Find the lines below that contain the string "JSON". Copy each one.

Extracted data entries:
• • • •
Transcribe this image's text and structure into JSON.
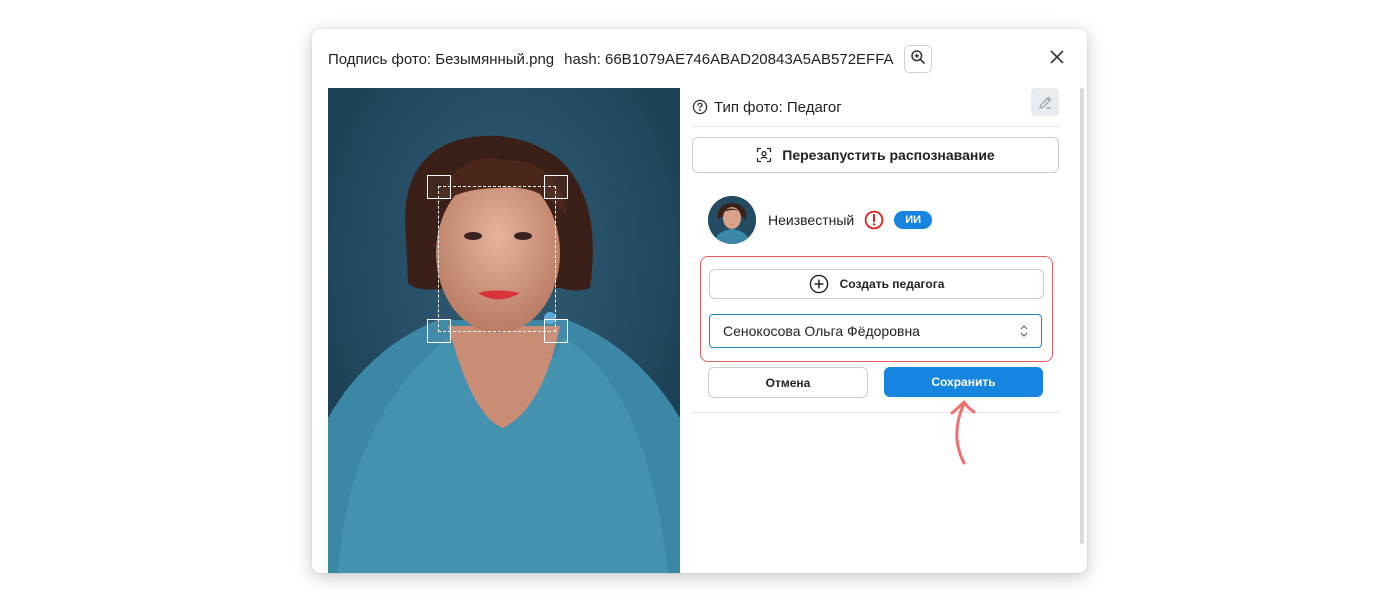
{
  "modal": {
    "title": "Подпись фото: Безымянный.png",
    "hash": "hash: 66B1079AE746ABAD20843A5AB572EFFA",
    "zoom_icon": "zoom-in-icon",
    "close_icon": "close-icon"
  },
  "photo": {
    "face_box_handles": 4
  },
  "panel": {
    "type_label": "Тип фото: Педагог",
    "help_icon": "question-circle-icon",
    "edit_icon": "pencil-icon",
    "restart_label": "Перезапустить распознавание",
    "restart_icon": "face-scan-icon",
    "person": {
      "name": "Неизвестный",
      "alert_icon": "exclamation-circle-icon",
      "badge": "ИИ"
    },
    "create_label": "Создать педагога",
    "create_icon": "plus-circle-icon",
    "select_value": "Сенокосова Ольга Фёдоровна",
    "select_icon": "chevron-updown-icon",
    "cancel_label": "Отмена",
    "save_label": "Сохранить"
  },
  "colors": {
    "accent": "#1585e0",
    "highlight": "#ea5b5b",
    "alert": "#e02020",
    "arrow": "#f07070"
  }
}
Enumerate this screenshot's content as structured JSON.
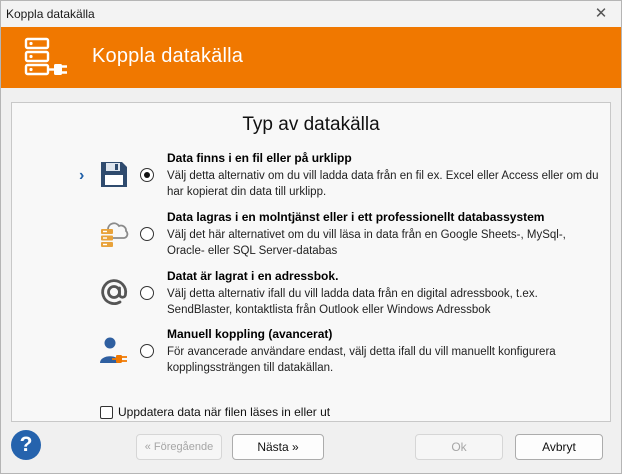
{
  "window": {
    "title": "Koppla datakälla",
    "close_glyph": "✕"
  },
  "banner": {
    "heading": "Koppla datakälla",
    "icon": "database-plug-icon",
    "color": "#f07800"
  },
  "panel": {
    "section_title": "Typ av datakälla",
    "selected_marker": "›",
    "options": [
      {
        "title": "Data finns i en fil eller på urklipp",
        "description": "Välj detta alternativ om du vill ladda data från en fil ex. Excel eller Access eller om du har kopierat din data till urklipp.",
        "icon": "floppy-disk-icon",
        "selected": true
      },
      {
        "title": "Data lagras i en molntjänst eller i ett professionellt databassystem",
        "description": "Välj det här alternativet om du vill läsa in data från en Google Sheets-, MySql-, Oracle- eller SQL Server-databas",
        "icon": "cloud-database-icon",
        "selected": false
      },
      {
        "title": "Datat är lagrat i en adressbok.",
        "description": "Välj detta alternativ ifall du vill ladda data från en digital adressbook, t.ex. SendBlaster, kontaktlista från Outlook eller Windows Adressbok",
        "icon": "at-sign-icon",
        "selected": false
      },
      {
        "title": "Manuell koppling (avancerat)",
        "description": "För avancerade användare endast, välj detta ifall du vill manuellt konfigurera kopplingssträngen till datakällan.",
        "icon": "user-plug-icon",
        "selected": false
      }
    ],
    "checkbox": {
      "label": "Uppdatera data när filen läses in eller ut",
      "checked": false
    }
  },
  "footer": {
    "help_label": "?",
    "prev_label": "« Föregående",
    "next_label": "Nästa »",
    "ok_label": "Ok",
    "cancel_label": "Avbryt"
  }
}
• • • •
**In response:**
Transcribe this image's text and structure into JSON.
Enumerate this screenshot's content as structured JSON.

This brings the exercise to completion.